(TASK PROMPT): Give the entries back exactly, dropping each image.
************
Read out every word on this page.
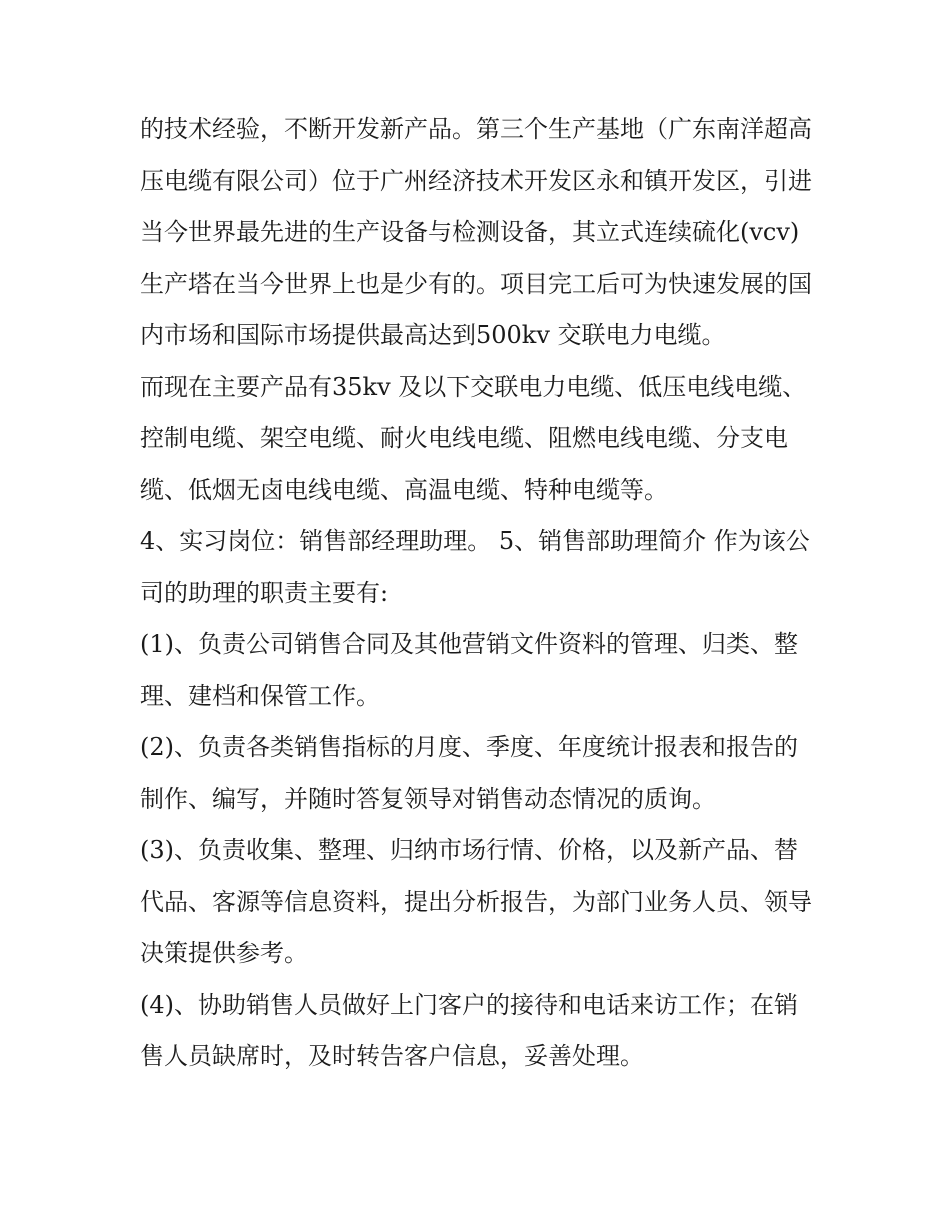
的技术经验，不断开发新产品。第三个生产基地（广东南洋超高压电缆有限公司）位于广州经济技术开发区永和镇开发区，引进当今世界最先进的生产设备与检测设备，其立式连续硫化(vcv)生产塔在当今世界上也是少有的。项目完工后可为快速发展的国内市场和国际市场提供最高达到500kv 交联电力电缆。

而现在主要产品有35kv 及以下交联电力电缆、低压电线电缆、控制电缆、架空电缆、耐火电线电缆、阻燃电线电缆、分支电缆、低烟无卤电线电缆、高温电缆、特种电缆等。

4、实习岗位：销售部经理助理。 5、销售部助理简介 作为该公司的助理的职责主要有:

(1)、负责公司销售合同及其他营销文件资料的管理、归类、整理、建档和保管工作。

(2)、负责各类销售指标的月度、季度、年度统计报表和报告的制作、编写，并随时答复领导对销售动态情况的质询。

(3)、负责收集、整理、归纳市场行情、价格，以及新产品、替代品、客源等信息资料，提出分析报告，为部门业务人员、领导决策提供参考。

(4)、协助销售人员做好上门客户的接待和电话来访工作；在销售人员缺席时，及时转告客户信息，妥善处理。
************
(ANSWER FOR THIS EXERCISE):
Read out every word on this page.
的技术经验，不断开发新产品。第三个生产基地（广东南洋超高压电缆有限公司）位于广州经济技术开发区永和镇开发区，引进当今世界最先进的生产设备与检测设备，其立式连续硫化(vcv)生产塔在当今世界上也是少有的。项目完工后可为快速发展的国内市场和国际市场提供最高达到500kv 交联电力电缆。

而现在主要产品有35kv 及以下交联电力电缆、低压电线电缆、控制电缆、架空电缆、耐火电线电缆、阻燃电线电缆、分支电缆、低烟无卤电线电缆、高温电缆、特种电缆等。

4、实习岗位：销售部经理助理。 5、销售部助理简介 作为该公司的助理的职责主要有:

(1)、负责公司销售合同及其他营销文件资料的管理、归类、整理、建档和保管工作。

(2)、负责各类销售指标的月度、季度、年度统计报表和报告的制作、编写，并随时答复领导对销售动态情况的质询。

(3)、负责收集、整理、归纳市场行情、价格，以及新产品、替代品、客源等信息资料，提出分析报告，为部门业务人员、领导决策提供参考。

(4)、协助销售人员做好上门客户的接待和电话来访工作；在销售人员缺席时，及时转告客户信息，妥善处理。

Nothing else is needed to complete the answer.